%%
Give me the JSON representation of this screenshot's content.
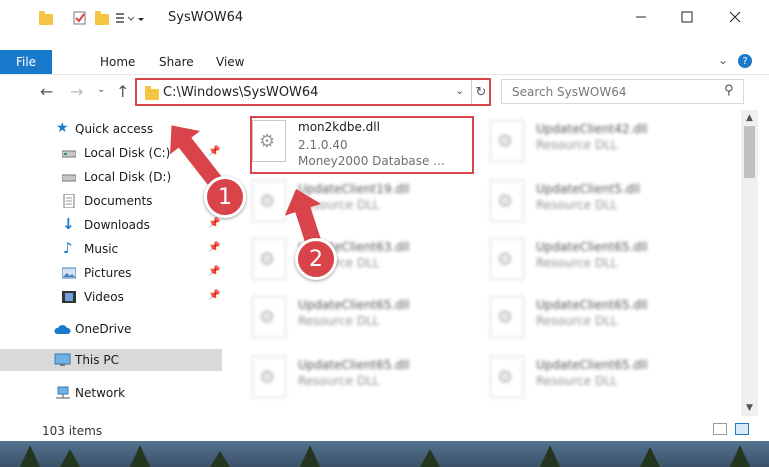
{
  "window": {
    "title": "SysWOW64",
    "minimize_icon": "minimize-icon",
    "maximize_icon": "maximize-icon",
    "close_icon": "close-icon"
  },
  "ribbon": {
    "tabs": [
      "File",
      "Home",
      "Share",
      "View"
    ],
    "help": "?"
  },
  "nav": {
    "address": "C:\\Windows\\SysWOW64",
    "search_placeholder": "Search SysWOW64"
  },
  "sidebar": {
    "items": [
      {
        "label": "Quick access",
        "icon": "star-icon",
        "pinned": false
      },
      {
        "label": "Local Disk (C:)",
        "icon": "drive-icon",
        "pinned": true
      },
      {
        "label": "Local Disk (D:)",
        "icon": "drive-icon",
        "pinned": false
      },
      {
        "label": "Documents",
        "icon": "documents-icon",
        "pinned": true
      },
      {
        "label": "Downloads",
        "icon": "download-icon",
        "pinned": true
      },
      {
        "label": "Music",
        "icon": "music-icon",
        "pinned": true
      },
      {
        "label": "Pictures",
        "icon": "pictures-icon",
        "pinned": true
      },
      {
        "label": "Videos",
        "icon": "videos-icon",
        "pinned": true
      },
      {
        "label": "OneDrive",
        "icon": "cloud-icon",
        "pinned": false
      },
      {
        "label": "This PC",
        "icon": "computer-icon",
        "pinned": false,
        "selected": true
      },
      {
        "label": "Network",
        "icon": "network-icon",
        "pinned": false
      }
    ]
  },
  "files": {
    "highlighted": {
      "name": "mon2kdbe.dll",
      "version": "2.1.0.40",
      "description": "Money2000 Database ..."
    },
    "tiles": [
      {
        "name": "UpdateClient42.dll",
        "type": "Resource DLL"
      },
      {
        "name": "UpdateClient19.dll",
        "type": "Resource DLL"
      },
      {
        "name": "UpdateClient5.dll",
        "type": "Resource DLL"
      },
      {
        "name": "UpdateClient63.dll",
        "type": "Resource DLL"
      },
      {
        "name": "UpdateClient65.dll",
        "type": "Resource DLL"
      },
      {
        "name": "UpdateClient65.dll",
        "type": "Resource DLL"
      },
      {
        "name": "UpdateClient65.dll",
        "type": "Resource DLL"
      },
      {
        "name": "UpdateClient65.dll",
        "type": "Resource DLL"
      },
      {
        "name": "UpdateClient65.dll",
        "type": "Resource DLL"
      }
    ]
  },
  "status": {
    "item_count": "103 items"
  },
  "annotations": {
    "step1": "1",
    "step2": "2"
  },
  "colors": {
    "accent": "#1979ca",
    "highlight": "#d9444a",
    "folder": "#f6c443"
  }
}
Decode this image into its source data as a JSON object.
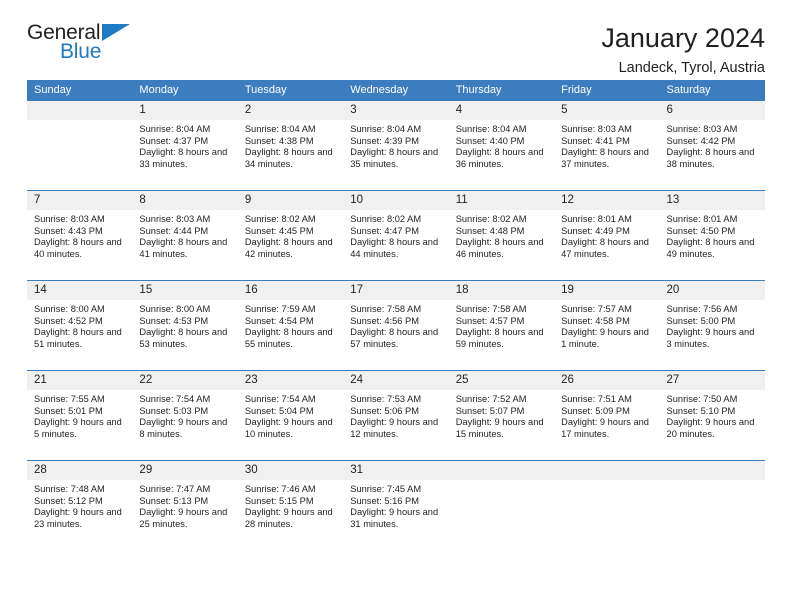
{
  "brand": {
    "word_one": "General",
    "word_two": "Blue",
    "accent_color": "#1f7ac4",
    "triangle_icon": "triangle-icon"
  },
  "header": {
    "title": "January 2024",
    "subtitle": "Landeck, Tyrol, Austria"
  },
  "calendar": {
    "header_bg": "#3b7dbf",
    "header_text_color": "#ffffff",
    "daynum_bg": "#f0f0f0",
    "weekday_headers": [
      "Sunday",
      "Monday",
      "Tuesday",
      "Wednesday",
      "Thursday",
      "Friday",
      "Saturday"
    ],
    "weeks": [
      [
        {
          "day": "",
          "sunrise": "",
          "sunset": "",
          "daylight": "",
          "empty": true
        },
        {
          "day": "1",
          "sunrise": "Sunrise: 8:04 AM",
          "sunset": "Sunset: 4:37 PM",
          "daylight": "Daylight: 8 hours and 33 minutes."
        },
        {
          "day": "2",
          "sunrise": "Sunrise: 8:04 AM",
          "sunset": "Sunset: 4:38 PM",
          "daylight": "Daylight: 8 hours and 34 minutes."
        },
        {
          "day": "3",
          "sunrise": "Sunrise: 8:04 AM",
          "sunset": "Sunset: 4:39 PM",
          "daylight": "Daylight: 8 hours and 35 minutes."
        },
        {
          "day": "4",
          "sunrise": "Sunrise: 8:04 AM",
          "sunset": "Sunset: 4:40 PM",
          "daylight": "Daylight: 8 hours and 36 minutes."
        },
        {
          "day": "5",
          "sunrise": "Sunrise: 8:03 AM",
          "sunset": "Sunset: 4:41 PM",
          "daylight": "Daylight: 8 hours and 37 minutes."
        },
        {
          "day": "6",
          "sunrise": "Sunrise: 8:03 AM",
          "sunset": "Sunset: 4:42 PM",
          "daylight": "Daylight: 8 hours and 38 minutes."
        }
      ],
      [
        {
          "day": "7",
          "sunrise": "Sunrise: 8:03 AM",
          "sunset": "Sunset: 4:43 PM",
          "daylight": "Daylight: 8 hours and 40 minutes."
        },
        {
          "day": "8",
          "sunrise": "Sunrise: 8:03 AM",
          "sunset": "Sunset: 4:44 PM",
          "daylight": "Daylight: 8 hours and 41 minutes."
        },
        {
          "day": "9",
          "sunrise": "Sunrise: 8:02 AM",
          "sunset": "Sunset: 4:45 PM",
          "daylight": "Daylight: 8 hours and 42 minutes."
        },
        {
          "day": "10",
          "sunrise": "Sunrise: 8:02 AM",
          "sunset": "Sunset: 4:47 PM",
          "daylight": "Daylight: 8 hours and 44 minutes."
        },
        {
          "day": "11",
          "sunrise": "Sunrise: 8:02 AM",
          "sunset": "Sunset: 4:48 PM",
          "daylight": "Daylight: 8 hours and 46 minutes."
        },
        {
          "day": "12",
          "sunrise": "Sunrise: 8:01 AM",
          "sunset": "Sunset: 4:49 PM",
          "daylight": "Daylight: 8 hours and 47 minutes."
        },
        {
          "day": "13",
          "sunrise": "Sunrise: 8:01 AM",
          "sunset": "Sunset: 4:50 PM",
          "daylight": "Daylight: 8 hours and 49 minutes."
        }
      ],
      [
        {
          "day": "14",
          "sunrise": "Sunrise: 8:00 AM",
          "sunset": "Sunset: 4:52 PM",
          "daylight": "Daylight: 8 hours and 51 minutes."
        },
        {
          "day": "15",
          "sunrise": "Sunrise: 8:00 AM",
          "sunset": "Sunset: 4:53 PM",
          "daylight": "Daylight: 8 hours and 53 minutes."
        },
        {
          "day": "16",
          "sunrise": "Sunrise: 7:59 AM",
          "sunset": "Sunset: 4:54 PM",
          "daylight": "Daylight: 8 hours and 55 minutes."
        },
        {
          "day": "17",
          "sunrise": "Sunrise: 7:58 AM",
          "sunset": "Sunset: 4:56 PM",
          "daylight": "Daylight: 8 hours and 57 minutes."
        },
        {
          "day": "18",
          "sunrise": "Sunrise: 7:58 AM",
          "sunset": "Sunset: 4:57 PM",
          "daylight": "Daylight: 8 hours and 59 minutes."
        },
        {
          "day": "19",
          "sunrise": "Sunrise: 7:57 AM",
          "sunset": "Sunset: 4:58 PM",
          "daylight": "Daylight: 9 hours and 1 minute."
        },
        {
          "day": "20",
          "sunrise": "Sunrise: 7:56 AM",
          "sunset": "Sunset: 5:00 PM",
          "daylight": "Daylight: 9 hours and 3 minutes."
        }
      ],
      [
        {
          "day": "21",
          "sunrise": "Sunrise: 7:55 AM",
          "sunset": "Sunset: 5:01 PM",
          "daylight": "Daylight: 9 hours and 5 minutes."
        },
        {
          "day": "22",
          "sunrise": "Sunrise: 7:54 AM",
          "sunset": "Sunset: 5:03 PM",
          "daylight": "Daylight: 9 hours and 8 minutes."
        },
        {
          "day": "23",
          "sunrise": "Sunrise: 7:54 AM",
          "sunset": "Sunset: 5:04 PM",
          "daylight": "Daylight: 9 hours and 10 minutes."
        },
        {
          "day": "24",
          "sunrise": "Sunrise: 7:53 AM",
          "sunset": "Sunset: 5:06 PM",
          "daylight": "Daylight: 9 hours and 12 minutes."
        },
        {
          "day": "25",
          "sunrise": "Sunrise: 7:52 AM",
          "sunset": "Sunset: 5:07 PM",
          "daylight": "Daylight: 9 hours and 15 minutes."
        },
        {
          "day": "26",
          "sunrise": "Sunrise: 7:51 AM",
          "sunset": "Sunset: 5:09 PM",
          "daylight": "Daylight: 9 hours and 17 minutes."
        },
        {
          "day": "27",
          "sunrise": "Sunrise: 7:50 AM",
          "sunset": "Sunset: 5:10 PM",
          "daylight": "Daylight: 9 hours and 20 minutes."
        }
      ],
      [
        {
          "day": "28",
          "sunrise": "Sunrise: 7:48 AM",
          "sunset": "Sunset: 5:12 PM",
          "daylight": "Daylight: 9 hours and 23 minutes."
        },
        {
          "day": "29",
          "sunrise": "Sunrise: 7:47 AM",
          "sunset": "Sunset: 5:13 PM",
          "daylight": "Daylight: 9 hours and 25 minutes."
        },
        {
          "day": "30",
          "sunrise": "Sunrise: 7:46 AM",
          "sunset": "Sunset: 5:15 PM",
          "daylight": "Daylight: 9 hours and 28 minutes."
        },
        {
          "day": "31",
          "sunrise": "Sunrise: 7:45 AM",
          "sunset": "Sunset: 5:16 PM",
          "daylight": "Daylight: 9 hours and 31 minutes."
        },
        {
          "day": "",
          "sunrise": "",
          "sunset": "",
          "daylight": "",
          "empty": true
        },
        {
          "day": "",
          "sunrise": "",
          "sunset": "",
          "daylight": "",
          "empty": true
        },
        {
          "day": "",
          "sunrise": "",
          "sunset": "",
          "daylight": "",
          "empty": true
        }
      ]
    ]
  }
}
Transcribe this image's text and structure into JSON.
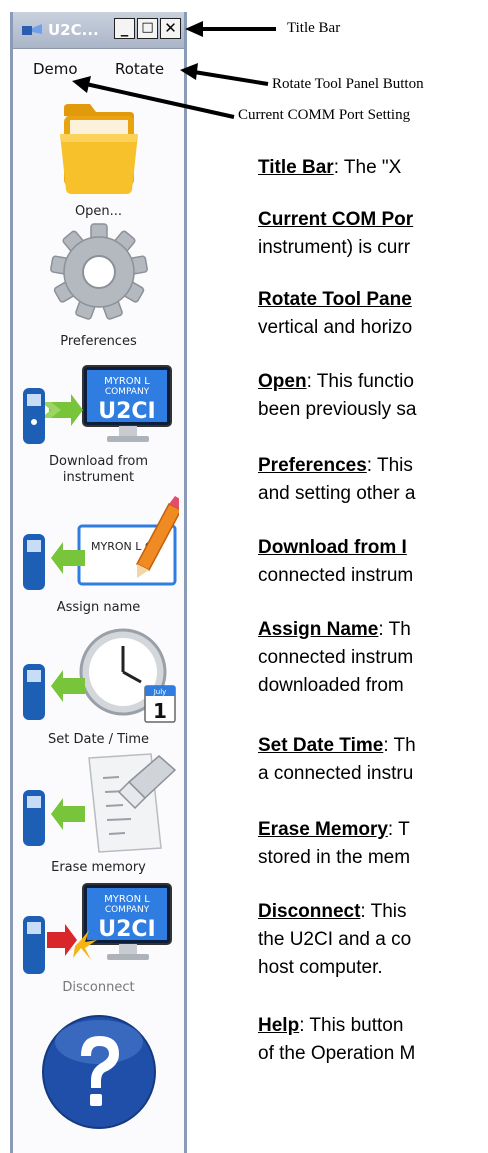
{
  "window": {
    "title": "U2C...",
    "minimize_label": "_",
    "maximize_label": "□",
    "close_label": "✕"
  },
  "menu": {
    "demo_label": "Demo",
    "rotate_label": "Rotate"
  },
  "tools": {
    "open": "Open...",
    "preferences": "Preferences",
    "download_l1": "Download from",
    "download_l2": "instrument",
    "assign": "Assign name",
    "set_date": "Set Date / Time",
    "erase": "Erase memory",
    "disconnect": "Disconnect",
    "monitor_text_1": "MYRON L",
    "monitor_text_2": "COMPANY",
    "monitor_big": "U2CI",
    "card_text": "MYRON L CO",
    "calendar_month": "July",
    "calendar_day": "1"
  },
  "callouts": {
    "title_bar": "Title Bar",
    "rotate_button": "Rotate Tool Panel Button",
    "comm_port": "Current COMM Port Setting"
  },
  "descriptions": {
    "title_bar": {
      "term": "Title Bar",
      "l1": ":  The \"X"
    },
    "com_port": {
      "term": "Current COM Por",
      "l2": "instrument) is curr"
    },
    "rotate": {
      "term": "Rotate Tool Pane",
      "l2": "vertical and horizo"
    },
    "open": {
      "term": "Open",
      "l1": ": This functio",
      "l2": "been previously sa"
    },
    "preferences": {
      "term": "Preferences",
      "l1": ":  This",
      "l2": "and setting other a"
    },
    "download": {
      "term": "Download from I",
      "l2": "connected instrum"
    },
    "assign": {
      "term": "Assign Name",
      "l1": ": Th",
      "l2": "connected instrum",
      "l3": "downloaded from"
    },
    "set_date": {
      "term": "Set Date Time",
      "l1": ": Th",
      "l2": "a connected instru"
    },
    "erase": {
      "term": "Erase Memory",
      "l1": ": T",
      "l2": "stored in the mem"
    },
    "disconnect": {
      "term": "Disconnect",
      "l1": ": This",
      "l2": "the U2CI and a co",
      "l3": "host computer."
    },
    "help": {
      "term": "Help",
      "l1": ": This button",
      "l2": "of the Operation M"
    }
  },
  "colors": {
    "accent_blue": "#1f4fa8",
    "arrow_green": "#78c43a",
    "arrow_red": "#d8262b",
    "folder_yellow": "#f5b414",
    "panel_border": "#8a9bb7"
  }
}
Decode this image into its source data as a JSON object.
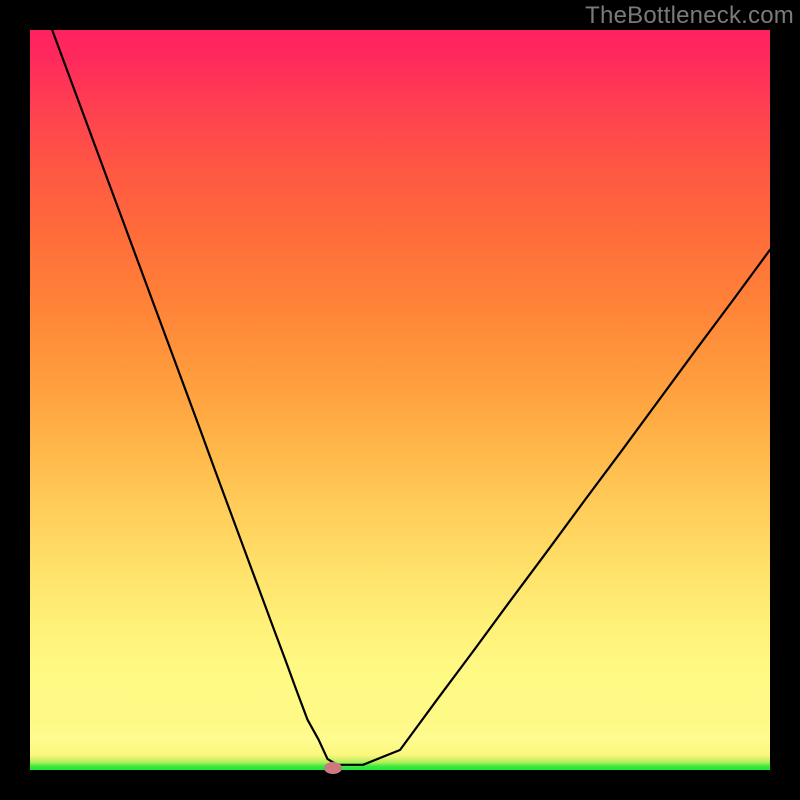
{
  "watermark": "TheBottleneck.com",
  "colors": {
    "frame_bg": "#000000",
    "marker": "#cc7a7f",
    "curve": "#000000"
  },
  "chart_data": {
    "type": "line",
    "title": "",
    "xlabel": "",
    "ylabel": "",
    "xlim": [
      0,
      100
    ],
    "ylim": [
      0,
      100
    ],
    "x": [
      3,
      5,
      7,
      9,
      11,
      13,
      15,
      17,
      19,
      21,
      23,
      25,
      27,
      29,
      31,
      33,
      34.5,
      36,
      37.5,
      39,
      40.2,
      41.5,
      45,
      50,
      55,
      60,
      65,
      70,
      75,
      80,
      85,
      90,
      95,
      100
    ],
    "y": [
      100,
      94.6,
      89.2,
      83.8,
      78.4,
      73,
      67.6,
      62.2,
      56.8,
      51.4,
      46,
      40.5,
      35.1,
      29.7,
      24.3,
      18.9,
      14.9,
      10.8,
      6.8,
      4.1,
      1.5,
      0.7,
      0.7,
      2.7,
      9.5,
      16.2,
      23,
      29.7,
      36.5,
      43.2,
      50,
      56.8,
      63.5,
      70.3
    ],
    "marker": {
      "x": 41,
      "y": 0.3
    },
    "gradient_stops": [
      {
        "pos": 0.0,
        "color": "#17e840"
      },
      {
        "pos": 0.005,
        "color": "#3de83b"
      },
      {
        "pos": 0.01,
        "color": "#a8f05c"
      },
      {
        "pos": 0.015,
        "color": "#d8f26a"
      },
      {
        "pos": 0.02,
        "color": "#fbf77d"
      },
      {
        "pos": 0.04,
        "color": "#fffb8f"
      },
      {
        "pos": 0.07,
        "color": "#fffa86"
      },
      {
        "pos": 0.13,
        "color": "#fffa84"
      },
      {
        "pos": 0.2,
        "color": "#fff078"
      },
      {
        "pos": 0.27,
        "color": "#ffe16a"
      },
      {
        "pos": 0.35,
        "color": "#ffce5a"
      },
      {
        "pos": 0.43,
        "color": "#ffb84a"
      },
      {
        "pos": 0.52,
        "color": "#ff9f3e"
      },
      {
        "pos": 0.62,
        "color": "#ff8538"
      },
      {
        "pos": 0.72,
        "color": "#ff6d3a"
      },
      {
        "pos": 0.82,
        "color": "#ff5544"
      },
      {
        "pos": 0.9,
        "color": "#ff3e52"
      },
      {
        "pos": 0.96,
        "color": "#ff2a5c"
      },
      {
        "pos": 1.0,
        "color": "#ff2160"
      }
    ]
  }
}
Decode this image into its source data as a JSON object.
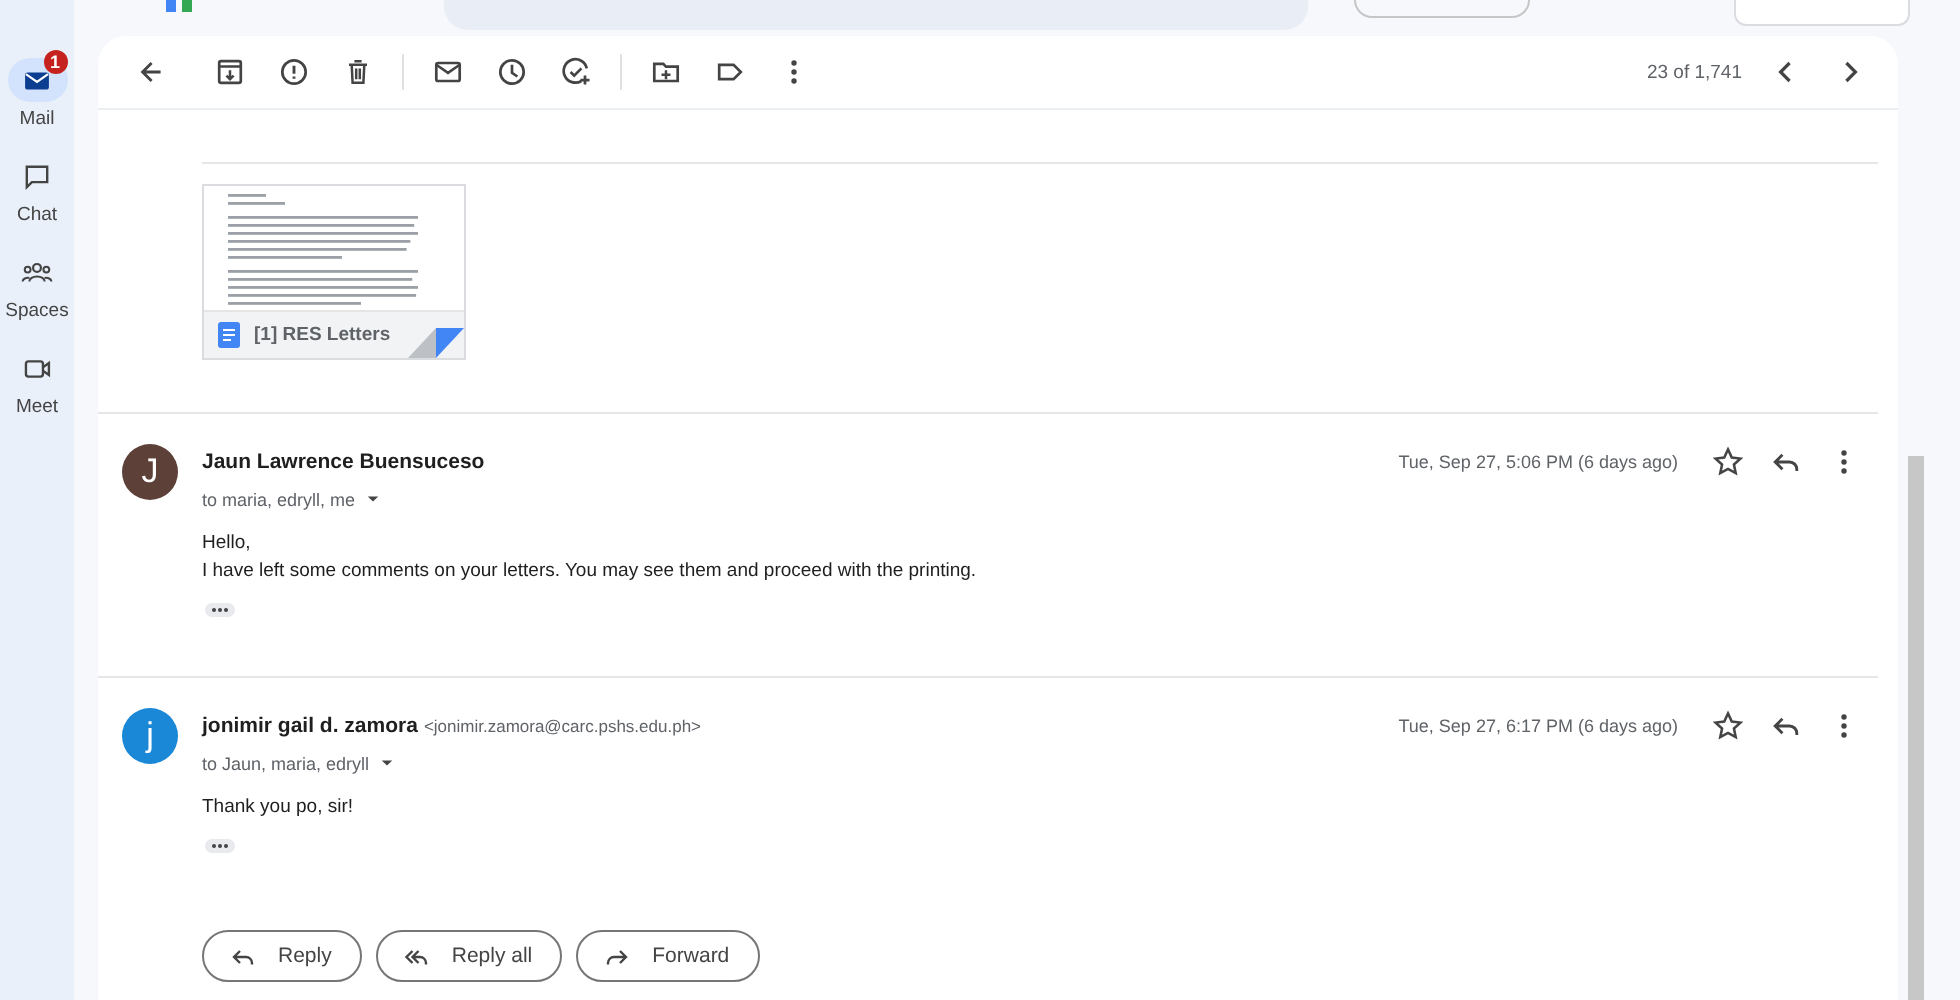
{
  "nav": [
    {
      "label": "Mail",
      "selected": true,
      "badge": "1"
    },
    {
      "label": "Chat",
      "selected": false
    },
    {
      "label": "Spaces",
      "selected": false
    },
    {
      "label": "Meet",
      "selected": false
    }
  ],
  "toolbar": {
    "counter": "23 of 1,741"
  },
  "attachment": {
    "name": "[1] RES Letters"
  },
  "messages": [
    {
      "avatar": "J",
      "color": "#5d4037",
      "sender": "Jaun Lawrence Buensuceso",
      "recipients": "to maria, edryll, me",
      "date": "Tue, Sep 27, 5:06 PM (6 days ago)",
      "starred": false,
      "body": [
        "Hello,",
        "I have left some comments on your letters. You may see them and proceed with the printing."
      ]
    },
    {
      "avatar": "j",
      "color": "#1a88d6",
      "sender": "jonimir gail d. zamora",
      "email": "<jonimir.zamora@carc.pshs.edu.ph>",
      "recipients": "to Jaun, maria, edryll",
      "date": "Tue, Sep 27, 6:17 PM (6 days ago)",
      "starred": false,
      "body": [
        "Thank you po, sir!"
      ]
    }
  ],
  "actions": [
    {
      "kind": "reply",
      "label": "Reply"
    },
    {
      "kind": "reply_all",
      "label": "Reply all"
    },
    {
      "kind": "forward",
      "label": "Forward"
    }
  ]
}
%%
_Given instruction_
Which lines hold the word "maria"? Copy all of them.

_Finished task_
      "recipients": "to maria, edryll, me",
      "recipients": "to Jaun, maria, edryll",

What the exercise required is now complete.